Written instruction: Search the listing below for "avvalo". Copy each matching line.

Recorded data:
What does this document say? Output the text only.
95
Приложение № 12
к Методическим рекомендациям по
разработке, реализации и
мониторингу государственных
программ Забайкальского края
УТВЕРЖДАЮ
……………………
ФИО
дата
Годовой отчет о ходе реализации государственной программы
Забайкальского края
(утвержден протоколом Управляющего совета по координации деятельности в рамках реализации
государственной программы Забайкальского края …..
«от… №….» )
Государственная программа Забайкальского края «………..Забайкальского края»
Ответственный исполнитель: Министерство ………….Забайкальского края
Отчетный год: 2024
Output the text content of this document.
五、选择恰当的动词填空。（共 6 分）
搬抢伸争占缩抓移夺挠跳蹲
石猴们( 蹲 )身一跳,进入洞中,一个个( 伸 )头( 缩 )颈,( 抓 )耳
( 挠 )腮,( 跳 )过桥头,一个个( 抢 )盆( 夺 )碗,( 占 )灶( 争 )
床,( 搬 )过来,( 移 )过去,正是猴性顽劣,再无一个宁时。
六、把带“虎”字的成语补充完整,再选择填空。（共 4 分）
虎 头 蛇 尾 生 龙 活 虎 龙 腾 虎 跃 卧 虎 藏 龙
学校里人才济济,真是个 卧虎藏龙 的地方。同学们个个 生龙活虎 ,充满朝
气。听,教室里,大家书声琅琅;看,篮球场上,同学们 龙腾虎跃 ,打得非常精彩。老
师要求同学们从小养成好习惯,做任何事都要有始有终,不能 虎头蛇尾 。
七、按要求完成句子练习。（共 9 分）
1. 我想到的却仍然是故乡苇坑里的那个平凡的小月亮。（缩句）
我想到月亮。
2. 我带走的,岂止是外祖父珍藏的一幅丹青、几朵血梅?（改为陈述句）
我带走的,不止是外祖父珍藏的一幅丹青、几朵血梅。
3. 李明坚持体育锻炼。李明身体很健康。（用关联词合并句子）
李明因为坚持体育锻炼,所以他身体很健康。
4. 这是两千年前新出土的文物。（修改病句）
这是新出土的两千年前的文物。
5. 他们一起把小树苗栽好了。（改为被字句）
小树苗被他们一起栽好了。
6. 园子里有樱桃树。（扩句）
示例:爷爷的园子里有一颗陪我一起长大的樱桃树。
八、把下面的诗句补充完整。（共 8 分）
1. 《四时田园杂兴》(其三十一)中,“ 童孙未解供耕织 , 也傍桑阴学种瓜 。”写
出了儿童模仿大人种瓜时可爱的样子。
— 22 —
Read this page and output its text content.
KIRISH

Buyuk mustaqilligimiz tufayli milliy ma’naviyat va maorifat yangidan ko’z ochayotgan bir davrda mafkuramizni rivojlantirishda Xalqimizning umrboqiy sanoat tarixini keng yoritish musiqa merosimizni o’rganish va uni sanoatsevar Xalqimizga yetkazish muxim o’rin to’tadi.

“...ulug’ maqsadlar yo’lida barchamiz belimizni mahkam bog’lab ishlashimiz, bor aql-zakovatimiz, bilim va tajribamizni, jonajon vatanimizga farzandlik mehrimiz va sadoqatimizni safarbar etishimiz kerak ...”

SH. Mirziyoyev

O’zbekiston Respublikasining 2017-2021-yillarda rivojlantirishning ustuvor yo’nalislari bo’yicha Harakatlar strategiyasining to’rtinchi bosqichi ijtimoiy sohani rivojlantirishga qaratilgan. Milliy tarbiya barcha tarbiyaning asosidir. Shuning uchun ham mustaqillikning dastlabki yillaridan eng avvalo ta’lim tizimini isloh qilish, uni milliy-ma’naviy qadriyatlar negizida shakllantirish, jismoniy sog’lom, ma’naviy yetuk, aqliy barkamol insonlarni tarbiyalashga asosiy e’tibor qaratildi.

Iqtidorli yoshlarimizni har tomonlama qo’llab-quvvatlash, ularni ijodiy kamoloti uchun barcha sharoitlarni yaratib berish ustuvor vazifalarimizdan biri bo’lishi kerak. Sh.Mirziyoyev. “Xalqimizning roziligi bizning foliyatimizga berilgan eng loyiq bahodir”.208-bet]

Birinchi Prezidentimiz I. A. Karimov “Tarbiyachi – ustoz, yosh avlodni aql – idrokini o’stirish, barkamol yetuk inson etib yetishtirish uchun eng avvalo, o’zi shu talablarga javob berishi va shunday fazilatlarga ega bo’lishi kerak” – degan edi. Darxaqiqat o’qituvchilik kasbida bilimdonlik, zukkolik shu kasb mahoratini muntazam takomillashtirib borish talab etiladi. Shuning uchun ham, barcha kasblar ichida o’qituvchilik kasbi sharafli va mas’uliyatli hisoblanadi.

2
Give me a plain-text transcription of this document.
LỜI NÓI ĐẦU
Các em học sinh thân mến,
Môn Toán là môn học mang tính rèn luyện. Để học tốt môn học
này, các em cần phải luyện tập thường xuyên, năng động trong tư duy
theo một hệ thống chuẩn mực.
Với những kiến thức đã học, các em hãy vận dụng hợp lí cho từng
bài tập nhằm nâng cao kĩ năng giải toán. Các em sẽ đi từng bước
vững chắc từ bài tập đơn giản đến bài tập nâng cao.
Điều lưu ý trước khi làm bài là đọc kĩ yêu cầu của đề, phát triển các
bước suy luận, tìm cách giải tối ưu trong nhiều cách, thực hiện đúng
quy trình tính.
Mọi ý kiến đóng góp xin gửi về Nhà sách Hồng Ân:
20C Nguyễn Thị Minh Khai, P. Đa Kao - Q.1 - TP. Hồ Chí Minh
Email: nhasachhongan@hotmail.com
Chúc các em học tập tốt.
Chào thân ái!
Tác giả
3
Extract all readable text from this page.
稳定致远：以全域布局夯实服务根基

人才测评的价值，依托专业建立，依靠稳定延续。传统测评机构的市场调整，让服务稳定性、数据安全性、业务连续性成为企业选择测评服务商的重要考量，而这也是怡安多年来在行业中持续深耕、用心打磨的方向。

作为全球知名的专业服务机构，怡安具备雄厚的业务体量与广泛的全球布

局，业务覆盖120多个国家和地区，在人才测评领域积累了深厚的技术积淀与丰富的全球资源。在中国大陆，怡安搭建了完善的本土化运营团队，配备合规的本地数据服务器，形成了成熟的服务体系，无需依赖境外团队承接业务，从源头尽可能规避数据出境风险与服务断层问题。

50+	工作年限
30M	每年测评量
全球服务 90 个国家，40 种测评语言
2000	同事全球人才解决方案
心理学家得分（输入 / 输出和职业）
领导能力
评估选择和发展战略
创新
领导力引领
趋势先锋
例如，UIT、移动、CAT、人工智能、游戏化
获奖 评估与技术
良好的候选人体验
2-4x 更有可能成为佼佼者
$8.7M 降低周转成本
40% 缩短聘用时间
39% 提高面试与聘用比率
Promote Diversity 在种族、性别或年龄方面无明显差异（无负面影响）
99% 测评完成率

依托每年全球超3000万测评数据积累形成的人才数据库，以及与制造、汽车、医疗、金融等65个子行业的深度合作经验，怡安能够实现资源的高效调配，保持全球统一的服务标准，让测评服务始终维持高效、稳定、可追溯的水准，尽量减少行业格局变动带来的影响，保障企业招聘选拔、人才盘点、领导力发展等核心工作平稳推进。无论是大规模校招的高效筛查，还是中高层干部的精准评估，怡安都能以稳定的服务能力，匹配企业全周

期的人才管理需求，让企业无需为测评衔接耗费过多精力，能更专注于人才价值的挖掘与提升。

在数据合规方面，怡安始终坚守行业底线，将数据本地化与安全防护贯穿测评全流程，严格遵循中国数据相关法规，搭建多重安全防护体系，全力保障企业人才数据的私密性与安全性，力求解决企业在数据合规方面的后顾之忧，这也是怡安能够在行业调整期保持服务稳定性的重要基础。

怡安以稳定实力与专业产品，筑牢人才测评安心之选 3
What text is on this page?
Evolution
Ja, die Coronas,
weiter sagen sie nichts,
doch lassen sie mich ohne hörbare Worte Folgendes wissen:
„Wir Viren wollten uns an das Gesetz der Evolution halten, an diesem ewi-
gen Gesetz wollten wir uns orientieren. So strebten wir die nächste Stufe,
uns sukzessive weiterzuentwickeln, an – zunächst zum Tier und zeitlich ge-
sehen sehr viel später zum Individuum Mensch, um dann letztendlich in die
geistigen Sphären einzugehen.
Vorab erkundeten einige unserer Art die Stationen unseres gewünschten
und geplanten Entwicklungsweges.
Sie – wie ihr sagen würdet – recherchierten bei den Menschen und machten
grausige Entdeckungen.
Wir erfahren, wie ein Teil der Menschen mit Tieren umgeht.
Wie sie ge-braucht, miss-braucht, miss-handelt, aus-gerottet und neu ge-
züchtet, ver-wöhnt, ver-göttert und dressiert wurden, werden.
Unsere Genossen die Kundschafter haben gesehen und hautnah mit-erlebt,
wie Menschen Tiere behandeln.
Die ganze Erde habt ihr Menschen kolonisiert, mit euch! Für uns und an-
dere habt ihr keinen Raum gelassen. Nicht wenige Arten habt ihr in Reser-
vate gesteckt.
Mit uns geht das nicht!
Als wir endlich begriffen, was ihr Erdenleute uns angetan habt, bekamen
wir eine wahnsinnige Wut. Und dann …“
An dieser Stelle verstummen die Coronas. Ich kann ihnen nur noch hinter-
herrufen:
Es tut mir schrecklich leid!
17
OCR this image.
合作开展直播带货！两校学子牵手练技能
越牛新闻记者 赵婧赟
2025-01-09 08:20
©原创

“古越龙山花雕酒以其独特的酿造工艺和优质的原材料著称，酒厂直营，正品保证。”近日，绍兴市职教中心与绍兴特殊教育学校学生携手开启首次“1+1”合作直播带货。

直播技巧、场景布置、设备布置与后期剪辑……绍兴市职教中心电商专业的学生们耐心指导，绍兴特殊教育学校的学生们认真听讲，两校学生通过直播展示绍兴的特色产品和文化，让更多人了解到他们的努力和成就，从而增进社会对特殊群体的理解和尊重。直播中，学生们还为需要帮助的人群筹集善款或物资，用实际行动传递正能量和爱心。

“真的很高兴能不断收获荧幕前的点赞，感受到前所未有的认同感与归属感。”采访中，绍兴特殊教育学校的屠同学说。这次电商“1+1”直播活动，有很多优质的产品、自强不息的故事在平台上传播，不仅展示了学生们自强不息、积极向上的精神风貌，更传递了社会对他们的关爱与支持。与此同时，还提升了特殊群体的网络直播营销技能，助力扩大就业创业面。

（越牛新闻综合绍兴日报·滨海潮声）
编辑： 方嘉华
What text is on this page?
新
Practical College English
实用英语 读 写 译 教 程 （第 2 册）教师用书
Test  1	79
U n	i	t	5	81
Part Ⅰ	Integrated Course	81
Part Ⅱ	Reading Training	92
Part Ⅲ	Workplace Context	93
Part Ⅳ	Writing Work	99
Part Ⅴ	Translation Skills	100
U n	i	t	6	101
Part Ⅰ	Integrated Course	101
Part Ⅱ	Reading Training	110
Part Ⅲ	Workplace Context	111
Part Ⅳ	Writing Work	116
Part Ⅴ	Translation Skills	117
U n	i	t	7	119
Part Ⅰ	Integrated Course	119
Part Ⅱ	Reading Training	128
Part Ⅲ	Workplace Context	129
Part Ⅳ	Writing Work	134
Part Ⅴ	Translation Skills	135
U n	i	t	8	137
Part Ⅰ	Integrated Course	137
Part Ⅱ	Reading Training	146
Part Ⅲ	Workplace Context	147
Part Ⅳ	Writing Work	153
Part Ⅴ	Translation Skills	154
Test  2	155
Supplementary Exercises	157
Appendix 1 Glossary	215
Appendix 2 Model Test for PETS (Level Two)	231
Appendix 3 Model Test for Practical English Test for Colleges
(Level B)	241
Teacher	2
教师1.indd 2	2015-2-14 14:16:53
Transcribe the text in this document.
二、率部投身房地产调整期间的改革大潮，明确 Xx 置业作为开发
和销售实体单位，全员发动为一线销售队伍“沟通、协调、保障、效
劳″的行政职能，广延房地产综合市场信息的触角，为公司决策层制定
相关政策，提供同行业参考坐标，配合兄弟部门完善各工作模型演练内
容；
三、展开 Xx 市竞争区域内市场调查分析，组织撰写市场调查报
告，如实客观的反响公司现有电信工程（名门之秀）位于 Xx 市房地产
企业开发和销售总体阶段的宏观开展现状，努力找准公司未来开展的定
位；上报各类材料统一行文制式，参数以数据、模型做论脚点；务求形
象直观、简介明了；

Final result:
O’zbekiston Respublikasining 2017-2021-yillarda rivojlantirishning ustuvor yo’nalislari bo’yicha Harakatlar strategiyasining to’rtinchi bosqichi ijtimoiy sohani rivojlantirishga qaratilgan. Milliy tarbiya barcha tarbiyaning asosidir. Shuning uchun ham mustaqillikning dastlabki yillaridan eng avvalo ta’lim tizimini isloh qilish, uni milliy-ma’naviy qadriyatlar negizida shakllantirish, jismoniy sog’lom, ma’naviy yetuk, aqliy barkamol insonlarni tarbiyalashga asosiy e’tibor qaratildi.
Birinchi Prezidentimiz I. A. Karimov “Tarbiyachi – ustoz, yosh avlodni aql – idrokini o’stirish, barkamol yetuk inson etib yetishtirish uchun eng avvalo, o’zi shu talablarga javob berishi va shunday fazilatlarga ega bo’lishi kerak” – degan edi. Darxaqiqat o’qituvchilik kasbida bilimdonlik, zukkolik shu kasb mahoratini muntazam takomillashtirib borish talab etiladi. Shuning uchun ham, barcha kasblar ichida o’qituvchilik kasbi sharafli va mas’uliyatli hisoblanadi.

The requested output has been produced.